▶ **What is required**: Write the next part of the passage below on why the antibiotic market is broken, picking up after its final sentence.
Page extract below:
Why is the antibiotic market broken?
The current economic model for developing new antibiotics is failing. Companies invest huge amounts of money to bring a new drug to market but cannot recover their costs or make a profit.
"This is the only field within pharmaceutical science where you come out with a drug and you don’t want it to be used too much," explained Anand Anandkumar, CEO of Bugworks, a biopharma start-up dedicated to discovering new antibiotics.
New antibiotics are seen as ‘drugs of last resort’ against dangerous bacteria. So, to limit the development of antibiotic resistance, they need to be used sparingly – and not sold in large volumes. Plus, compared to more expensive treatments, antibiotics tend to be quite low in price.
The combination of low sales and low prices limits the amount of money companies can make. Without financial incentives, many large pharmaceutical companies have started to pull out of the field. In the 1908s there were 18 multinational companies committed to antibiotic research; today there are only a handful.
Antibiotic R&D is now primarily driven by small biotechnology companies. In recent years, they have made some exciting scientific breakthroughs.
End of Page extract.
Extracted records below:
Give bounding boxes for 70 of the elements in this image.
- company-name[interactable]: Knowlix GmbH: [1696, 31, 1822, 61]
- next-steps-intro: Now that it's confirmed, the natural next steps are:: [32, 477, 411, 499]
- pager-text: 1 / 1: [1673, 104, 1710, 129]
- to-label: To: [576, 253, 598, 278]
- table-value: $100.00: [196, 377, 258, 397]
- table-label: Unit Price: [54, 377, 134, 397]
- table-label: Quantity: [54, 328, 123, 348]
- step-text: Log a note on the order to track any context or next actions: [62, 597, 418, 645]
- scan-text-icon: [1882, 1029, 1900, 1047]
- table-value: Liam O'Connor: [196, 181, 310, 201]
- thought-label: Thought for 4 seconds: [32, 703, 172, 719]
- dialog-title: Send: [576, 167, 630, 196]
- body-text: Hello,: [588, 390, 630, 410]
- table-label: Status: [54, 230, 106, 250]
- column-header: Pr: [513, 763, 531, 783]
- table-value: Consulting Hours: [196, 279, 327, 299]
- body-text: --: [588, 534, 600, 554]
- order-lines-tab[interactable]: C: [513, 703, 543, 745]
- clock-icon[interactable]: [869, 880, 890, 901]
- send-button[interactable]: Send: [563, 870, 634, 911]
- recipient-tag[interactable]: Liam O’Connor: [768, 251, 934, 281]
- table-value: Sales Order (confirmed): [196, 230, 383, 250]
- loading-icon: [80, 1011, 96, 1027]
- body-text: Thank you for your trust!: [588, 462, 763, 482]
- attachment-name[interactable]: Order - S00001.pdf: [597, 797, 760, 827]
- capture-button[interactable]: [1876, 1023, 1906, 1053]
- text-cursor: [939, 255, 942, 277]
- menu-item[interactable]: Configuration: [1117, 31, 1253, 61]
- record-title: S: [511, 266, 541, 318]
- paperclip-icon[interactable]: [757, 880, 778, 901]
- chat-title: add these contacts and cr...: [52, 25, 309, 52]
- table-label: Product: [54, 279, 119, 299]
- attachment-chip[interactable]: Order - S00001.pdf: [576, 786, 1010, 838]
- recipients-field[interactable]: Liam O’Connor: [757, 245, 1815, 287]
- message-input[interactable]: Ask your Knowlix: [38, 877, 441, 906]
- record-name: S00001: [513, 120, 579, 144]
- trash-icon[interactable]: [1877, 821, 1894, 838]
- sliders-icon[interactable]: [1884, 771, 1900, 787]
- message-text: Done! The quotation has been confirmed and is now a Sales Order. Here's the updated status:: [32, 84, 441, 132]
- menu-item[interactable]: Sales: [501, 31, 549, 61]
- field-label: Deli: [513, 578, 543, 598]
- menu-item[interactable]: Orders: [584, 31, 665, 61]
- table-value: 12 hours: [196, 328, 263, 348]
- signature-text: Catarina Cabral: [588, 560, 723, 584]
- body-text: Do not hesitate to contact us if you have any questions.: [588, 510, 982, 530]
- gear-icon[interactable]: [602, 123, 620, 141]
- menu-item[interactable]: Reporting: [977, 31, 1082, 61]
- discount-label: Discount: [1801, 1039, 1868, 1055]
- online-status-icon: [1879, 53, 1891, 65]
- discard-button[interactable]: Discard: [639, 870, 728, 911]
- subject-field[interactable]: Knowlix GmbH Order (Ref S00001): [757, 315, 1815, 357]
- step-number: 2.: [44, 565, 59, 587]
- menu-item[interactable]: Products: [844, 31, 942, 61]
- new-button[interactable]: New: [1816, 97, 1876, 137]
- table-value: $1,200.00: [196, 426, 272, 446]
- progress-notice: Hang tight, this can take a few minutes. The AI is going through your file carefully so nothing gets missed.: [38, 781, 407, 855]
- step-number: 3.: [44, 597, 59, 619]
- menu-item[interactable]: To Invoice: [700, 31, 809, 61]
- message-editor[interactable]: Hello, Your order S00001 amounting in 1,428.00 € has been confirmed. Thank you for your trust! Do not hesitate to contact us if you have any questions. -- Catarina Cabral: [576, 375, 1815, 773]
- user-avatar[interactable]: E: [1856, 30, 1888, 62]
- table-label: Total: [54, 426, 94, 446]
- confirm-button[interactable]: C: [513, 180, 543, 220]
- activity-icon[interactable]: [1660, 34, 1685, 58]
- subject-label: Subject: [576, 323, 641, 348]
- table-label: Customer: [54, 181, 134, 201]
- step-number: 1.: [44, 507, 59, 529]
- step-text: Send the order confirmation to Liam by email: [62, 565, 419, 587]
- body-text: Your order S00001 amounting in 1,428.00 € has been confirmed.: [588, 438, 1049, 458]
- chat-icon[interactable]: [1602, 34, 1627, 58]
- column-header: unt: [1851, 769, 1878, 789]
End of Extracted records.
▶ **Response to this task**:
Many have been funded through initiatives such as CARB-X – a partnership between governments and philanthropic organisations like Wellcome – through what is called ‘push’ funding.
A scientific breakthrough doesn’t guarantee success though, as much more funding is needed to see drugs through the expensive process of clinical trials, registration and coming to market. Once companies lose early-stage funding, it becomes much more difficult to find investment.
And bringing a drug to the market doesn’t guarantee success either, as the bankruptcy of biotechnology companies like Achaogen and Melinta Therapeutics shows.
The question of how to make antibiotic research and development sustainable remains.